AIM :: Nothing in the data should change when you return it, but leave the pictures out.

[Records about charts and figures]
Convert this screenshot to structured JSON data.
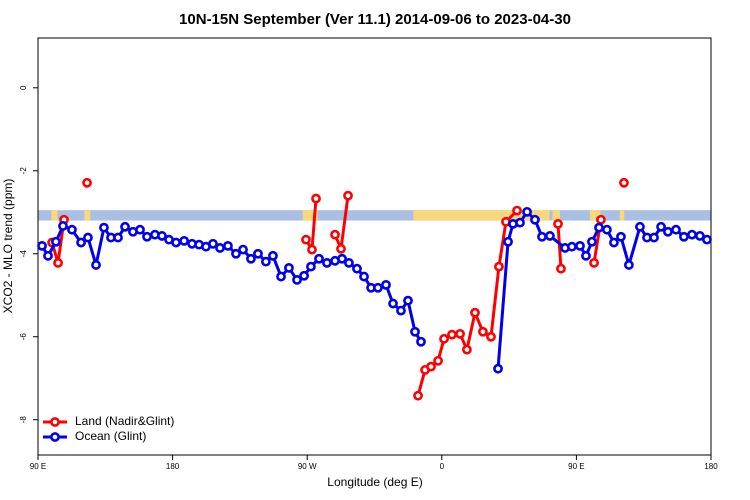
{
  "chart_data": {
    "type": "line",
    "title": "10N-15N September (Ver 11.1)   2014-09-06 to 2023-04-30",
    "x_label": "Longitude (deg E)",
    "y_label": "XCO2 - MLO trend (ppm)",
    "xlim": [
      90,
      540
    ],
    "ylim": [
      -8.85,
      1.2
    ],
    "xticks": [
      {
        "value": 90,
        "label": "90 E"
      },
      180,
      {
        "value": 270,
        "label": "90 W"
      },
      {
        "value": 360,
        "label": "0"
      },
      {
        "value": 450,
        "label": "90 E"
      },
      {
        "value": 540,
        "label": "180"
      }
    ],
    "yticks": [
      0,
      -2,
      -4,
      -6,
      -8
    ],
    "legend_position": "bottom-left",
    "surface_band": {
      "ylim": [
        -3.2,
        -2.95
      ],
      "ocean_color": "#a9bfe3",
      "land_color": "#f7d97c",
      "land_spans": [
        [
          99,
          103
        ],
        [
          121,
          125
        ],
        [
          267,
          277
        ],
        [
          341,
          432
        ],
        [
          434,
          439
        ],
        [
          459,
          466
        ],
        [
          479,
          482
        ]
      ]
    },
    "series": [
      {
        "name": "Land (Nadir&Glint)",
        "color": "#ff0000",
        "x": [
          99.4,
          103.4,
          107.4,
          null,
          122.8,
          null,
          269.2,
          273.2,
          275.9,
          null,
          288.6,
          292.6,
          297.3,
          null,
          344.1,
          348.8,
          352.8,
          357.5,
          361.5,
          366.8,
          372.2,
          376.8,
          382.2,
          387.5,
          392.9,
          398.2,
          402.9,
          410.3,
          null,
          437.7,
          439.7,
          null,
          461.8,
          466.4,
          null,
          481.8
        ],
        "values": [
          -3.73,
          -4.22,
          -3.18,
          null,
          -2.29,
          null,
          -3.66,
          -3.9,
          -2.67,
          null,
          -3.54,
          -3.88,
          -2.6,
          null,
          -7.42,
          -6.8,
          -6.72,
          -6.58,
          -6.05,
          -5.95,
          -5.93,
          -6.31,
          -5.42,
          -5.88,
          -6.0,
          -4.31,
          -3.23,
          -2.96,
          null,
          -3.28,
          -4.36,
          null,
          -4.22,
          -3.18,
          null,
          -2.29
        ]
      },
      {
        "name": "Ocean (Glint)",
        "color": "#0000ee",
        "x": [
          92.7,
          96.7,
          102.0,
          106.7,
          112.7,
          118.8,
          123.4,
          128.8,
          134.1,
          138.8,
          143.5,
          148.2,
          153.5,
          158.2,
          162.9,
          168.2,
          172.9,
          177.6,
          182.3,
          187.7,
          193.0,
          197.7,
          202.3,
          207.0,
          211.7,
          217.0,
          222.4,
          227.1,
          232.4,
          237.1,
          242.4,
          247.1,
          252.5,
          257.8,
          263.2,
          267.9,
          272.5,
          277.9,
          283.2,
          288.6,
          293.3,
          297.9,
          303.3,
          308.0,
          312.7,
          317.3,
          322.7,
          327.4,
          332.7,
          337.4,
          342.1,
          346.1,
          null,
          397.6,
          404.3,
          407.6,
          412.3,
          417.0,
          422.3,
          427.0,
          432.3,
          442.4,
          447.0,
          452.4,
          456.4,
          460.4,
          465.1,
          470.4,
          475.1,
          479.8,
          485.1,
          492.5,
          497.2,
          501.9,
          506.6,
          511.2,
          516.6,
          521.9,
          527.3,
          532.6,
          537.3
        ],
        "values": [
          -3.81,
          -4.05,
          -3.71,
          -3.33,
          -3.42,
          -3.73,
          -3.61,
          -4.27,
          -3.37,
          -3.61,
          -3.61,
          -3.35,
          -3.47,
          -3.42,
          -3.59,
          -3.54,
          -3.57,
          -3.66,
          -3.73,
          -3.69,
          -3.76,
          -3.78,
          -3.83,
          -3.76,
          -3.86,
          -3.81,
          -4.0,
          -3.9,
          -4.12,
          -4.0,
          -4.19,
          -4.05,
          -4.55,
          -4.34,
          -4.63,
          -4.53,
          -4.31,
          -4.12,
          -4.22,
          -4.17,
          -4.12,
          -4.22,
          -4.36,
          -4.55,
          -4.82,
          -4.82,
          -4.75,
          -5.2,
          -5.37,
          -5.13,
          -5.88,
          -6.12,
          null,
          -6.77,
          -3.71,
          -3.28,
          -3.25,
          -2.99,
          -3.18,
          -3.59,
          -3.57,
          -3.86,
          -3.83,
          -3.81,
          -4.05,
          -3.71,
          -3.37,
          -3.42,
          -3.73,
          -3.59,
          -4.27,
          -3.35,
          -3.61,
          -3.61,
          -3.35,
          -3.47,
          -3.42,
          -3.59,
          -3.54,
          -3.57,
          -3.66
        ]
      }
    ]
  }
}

WRITTEN ANSWER ::
Convert this screenshot to structured JSON data.
{
  "chart_data": {
    "type": "line",
    "title": "10N-15N September (Ver 11.1)   2014-09-06 to 2023-04-30",
    "x_label": "Longitude (deg E)",
    "y_label": "XCO2 - MLO trend (ppm)",
    "xlim": [
      90,
      540
    ],
    "ylim": [
      -8.85,
      1.2
    ],
    "xticks": [
      {
        "value": 90,
        "label": "90 E"
      },
      180,
      {
        "value": 270,
        "label": "90 W"
      },
      {
        "value": 360,
        "label": "0"
      },
      {
        "value": 450,
        "label": "90 E"
      },
      {
        "value": 540,
        "label": "180"
      }
    ],
    "yticks": [
      0,
      -2,
      -4,
      -6,
      -8
    ],
    "legend_position": "bottom-left",
    "surface_band": {
      "ylim": [
        -3.2,
        -2.95
      ],
      "ocean_color": "#a9bfe3",
      "land_color": "#f7d97c",
      "land_spans": [
        [
          99,
          103
        ],
        [
          121,
          125
        ],
        [
          267,
          277
        ],
        [
          341,
          432
        ],
        [
          434,
          439
        ],
        [
          459,
          466
        ],
        [
          479,
          482
        ]
      ]
    },
    "series": [
      {
        "name": "Land (Nadir&Glint)",
        "color": "#ff0000",
        "x": [
          99.4,
          103.4,
          107.4,
          null,
          122.8,
          null,
          269.2,
          273.2,
          275.9,
          null,
          288.6,
          292.6,
          297.3,
          null,
          344.1,
          348.8,
          352.8,
          357.5,
          361.5,
          366.8,
          372.2,
          376.8,
          382.2,
          387.5,
          392.9,
          398.2,
          402.9,
          410.3,
          null,
          437.7,
          439.7,
          null,
          461.8,
          466.4,
          null,
          481.8
        ],
        "values": [
          -3.73,
          -4.22,
          -3.18,
          null,
          -2.29,
          null,
          -3.66,
          -3.9,
          -2.67,
          null,
          -3.54,
          -3.88,
          -2.6,
          null,
          -7.42,
          -6.8,
          -6.72,
          -6.58,
          -6.05,
          -5.95,
          -5.93,
          -6.31,
          -5.42,
          -5.88,
          -6.0,
          -4.31,
          -3.23,
          -2.96,
          null,
          -3.28,
          -4.36,
          null,
          -4.22,
          -3.18,
          null,
          -2.29
        ]
      },
      {
        "name": "Ocean (Glint)",
        "color": "#0000ee",
        "x": [
          92.7,
          96.7,
          102.0,
          106.7,
          112.7,
          118.8,
          123.4,
          128.8,
          134.1,
          138.8,
          143.5,
          148.2,
          153.5,
          158.2,
          162.9,
          168.2,
          172.9,
          177.6,
          182.3,
          187.7,
          193.0,
          197.7,
          202.3,
          207.0,
          211.7,
          217.0,
          222.4,
          227.1,
          232.4,
          237.1,
          242.4,
          247.1,
          252.5,
          257.8,
          263.2,
          267.9,
          272.5,
          277.9,
          283.2,
          288.6,
          293.3,
          297.9,
          303.3,
          308.0,
          312.7,
          317.3,
          322.7,
          327.4,
          332.7,
          337.4,
          342.1,
          346.1,
          null,
          397.6,
          404.3,
          407.6,
          412.3,
          417.0,
          422.3,
          427.0,
          432.3,
          442.4,
          447.0,
          452.4,
          456.4,
          460.4,
          465.1,
          470.4,
          475.1,
          479.8,
          485.1,
          492.5,
          497.2,
          501.9,
          506.6,
          511.2,
          516.6,
          521.9,
          527.3,
          532.6,
          537.3
        ],
        "values": [
          -3.81,
          -4.05,
          -3.71,
          -3.33,
          -3.42,
          -3.73,
          -3.61,
          -4.27,
          -3.37,
          -3.61,
          -3.61,
          -3.35,
          -3.47,
          -3.42,
          -3.59,
          -3.54,
          -3.57,
          -3.66,
          -3.73,
          -3.69,
          -3.76,
          -3.78,
          -3.83,
          -3.76,
          -3.86,
          -3.81,
          -4.0,
          -3.9,
          -4.12,
          -4.0,
          -4.19,
          -4.05,
          -4.55,
          -4.34,
          -4.63,
          -4.53,
          -4.31,
          -4.12,
          -4.22,
          -4.17,
          -4.12,
          -4.22,
          -4.36,
          -4.55,
          -4.82,
          -4.82,
          -4.75,
          -5.2,
          -5.37,
          -5.13,
          -5.88,
          -6.12,
          null,
          -6.77,
          -3.71,
          -3.28,
          -3.25,
          -2.99,
          -3.18,
          -3.59,
          -3.57,
          -3.86,
          -3.83,
          -3.81,
          -4.05,
          -3.71,
          -3.37,
          -3.42,
          -3.73,
          -3.59,
          -4.27,
          -3.35,
          -3.61,
          -3.61,
          -3.35,
          -3.47,
          -3.42,
          -3.59,
          -3.54,
          -3.57,
          -3.66
        ]
      }
    ]
  }
}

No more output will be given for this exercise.